_TASK PROMPT_.
Below is a set of records; restate each one word for word.

_DATA FOR THIS TASK_.
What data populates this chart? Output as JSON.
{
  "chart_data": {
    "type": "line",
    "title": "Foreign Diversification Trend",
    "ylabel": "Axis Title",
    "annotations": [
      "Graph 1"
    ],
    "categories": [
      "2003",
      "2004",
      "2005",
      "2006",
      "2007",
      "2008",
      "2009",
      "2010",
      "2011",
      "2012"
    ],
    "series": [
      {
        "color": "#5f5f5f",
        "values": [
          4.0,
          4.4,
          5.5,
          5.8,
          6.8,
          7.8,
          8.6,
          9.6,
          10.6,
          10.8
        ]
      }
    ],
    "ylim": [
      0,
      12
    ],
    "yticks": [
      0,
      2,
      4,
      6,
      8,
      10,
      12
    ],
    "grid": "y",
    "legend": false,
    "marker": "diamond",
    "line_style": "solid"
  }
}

_COMPLETED EXERCISE_.
What data populates this chart? Output as JSON.
{
  "chart_data": {
    "type": "line",
    "title": "Foreign Diversification Trend",
    "ylabel": "Axis Title",
    "annotations": [
      "Graph 1"
    ],
    "categories": [
      "2003",
      "2004",
      "2005",
      "2006",
      "2007",
      "2008",
      "2009",
      "2010",
      "2011",
      "2012"
    ],
    "series": [
      {
        "color": "#5f5f5f",
        "values": [
          4.0,
          4.4,
          5.5,
          5.8,
          6.8,
          7.8,
          8.6,
          9.6,
          10.6,
          10.8
        ]
      }
    ],
    "ylim": [
      0,
      12
    ],
    "yticks": [
      0,
      2,
      4,
      6,
      8,
      10,
      12
    ],
    "grid": "y",
    "legend": false,
    "marker": "diamond",
    "line_style": "solid"
  }
}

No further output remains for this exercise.